# START OF Entries shown

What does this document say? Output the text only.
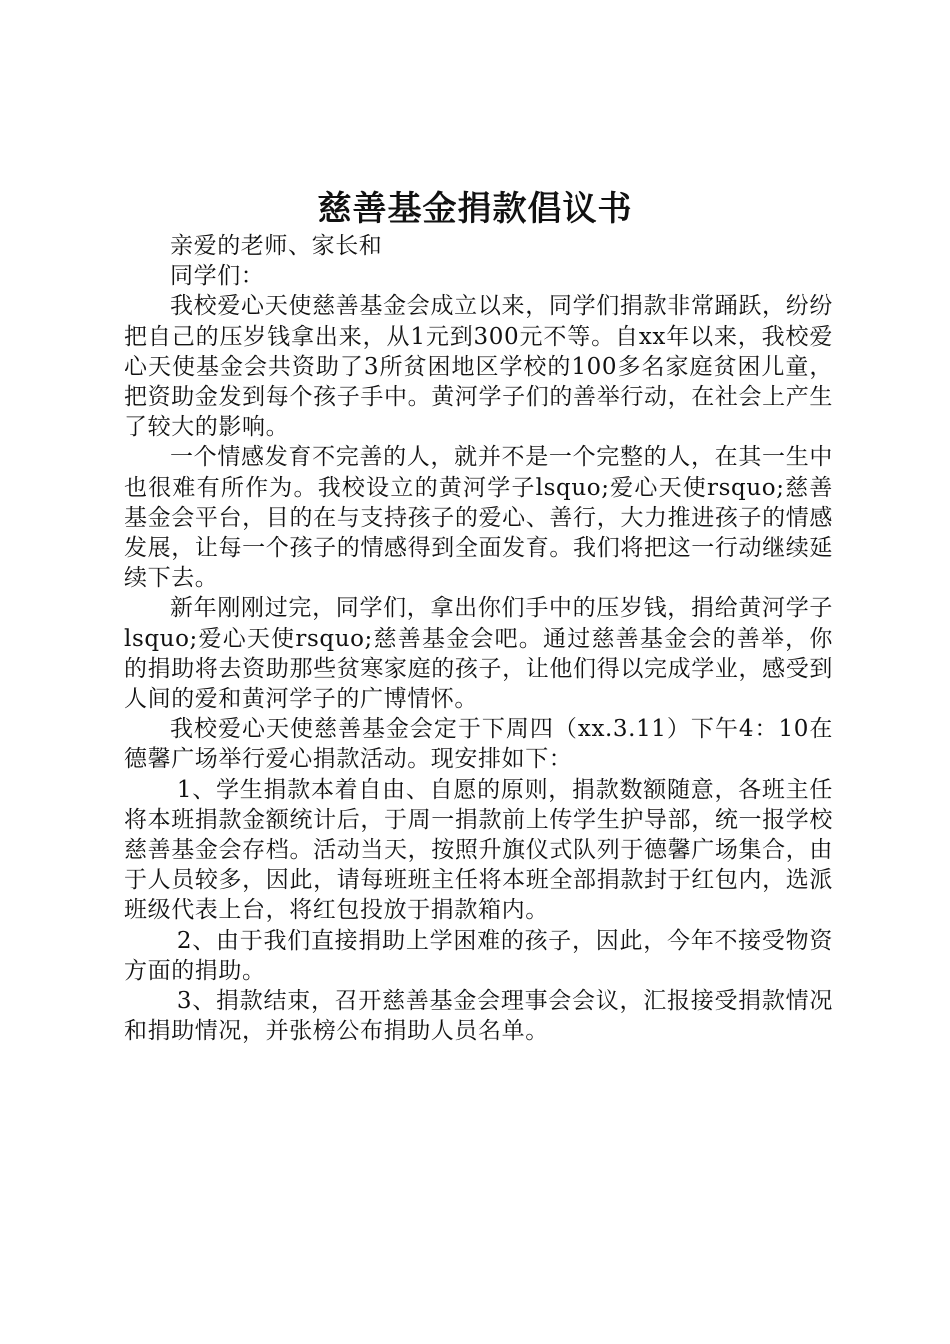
慈善基金捐款倡议书

亲爱的老师、家长和

同学们：

我校爱心天使慈善基金会成立以来，同学们捐款非常踊跃，纷纷把自己的压岁钱拿出来，从1元到300元不等。自xx年以来，我校爱心天使基金会共资助了3所贫困地区学校的100多名家庭贫困儿童，把资助金发到每个孩子手中。黄河学子们的善举行动，在社会上产生了较大的影响。

一个情感发育不完善的人，就并不是一个完整的人，在其一生中也很难有所作为。我校设立的黄河学子lsquo;爱心天使rsquo;慈善基金会平台，目的在与支持孩子的爱心、善行，大力推进孩子的情感发展，让每一个孩子的情感得到全面发育。我们将把这一行动继续延续下去。

新年刚刚过完，同学们，拿出你们手中的压岁钱，捐给黄河学子lsquo;爱心天使rsquo;慈善基金会吧。通过慈善基金会的善举，你的捐助将去资助那些贫寒家庭的孩子，让他们得以完成学业，感受到人间的爱和黄河学子的广博情怀。

我校爱心天使慈善基金会定于下周四（xx.3.11）下午4：10在德馨广场举行爱心捐款活动。现安排如下：

1、学生捐款本着自由、自愿的原则，捐款数额随意，各班主任将本班捐款金额统计后，于周一捐款前上传学生护导部，统一报学校慈善基金会存档。活动当天，按照升旗仪式队列于德馨广场集合，由于人员较多，因此，请每班班主任将本班全部捐款封于红包内，选派班级代表上台，将红包投放于捐款箱内。

2、由于我们直接捐助上学困难的孩子，因此，今年不接受物资方面的捐助。

3、捐款结束，召开慈善基金会理事会会议，汇报接受捐款情况和捐助情况，并张榜公布捐助人员名单。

# END OF Entries shown

Go through the entries above and print each one exactly, minus the pictures.

What does this document say? Output the text only.
慈善基金捐款倡议书

亲爱的老师、家长和

同学们：

我校爱心天使慈善基金会成立以来，同学们捐款非常踊跃，纷纷把自己的压岁钱拿出来，从1元到300元不等。自xx年以来，我校爱心天使基金会共资助了3所贫困地区学校的100多名家庭贫困儿童，把资助金发到每个孩子手中。黄河学子们的善举行动，在社会上产生了较大的影响。

一个情感发育不完善的人，就并不是一个完整的人，在其一生中也很难有所作为。我校设立的黄河学子lsquo;爱心天使rsquo;慈善基金会平台，目的在与支持孩子的爱心、善行，大力推进孩子的情感发展，让每一个孩子的情感得到全面发育。我们将把这一行动继续延续下去。

新年刚刚过完，同学们，拿出你们手中的压岁钱，捐给黄河学子lsquo;爱心天使rsquo;慈善基金会吧。通过慈善基金会的善举，你的捐助将去资助那些贫寒家庭的孩子，让他们得以完成学业，感受到人间的爱和黄河学子的广博情怀。

我校爱心天使慈善基金会定于下周四（xx.3.11）下午4：10在德馨广场举行爱心捐款活动。现安排如下：

1、学生捐款本着自由、自愿的原则，捐款数额随意，各班主任将本班捐款金额统计后，于周一捐款前上传学生护导部，统一报学校慈善基金会存档。活动当天，按照升旗仪式队列于德馨广场集合，由于人员较多，因此，请每班班主任将本班全部捐款封于红包内，选派班级代表上台，将红包投放于捐款箱内。

2、由于我们直接捐助上学困难的孩子，因此，今年不接受物资方面的捐助。

3、捐款结束，召开慈善基金会理事会会议，汇报接受捐款情况和捐助情况，并张榜公布捐助人员名单。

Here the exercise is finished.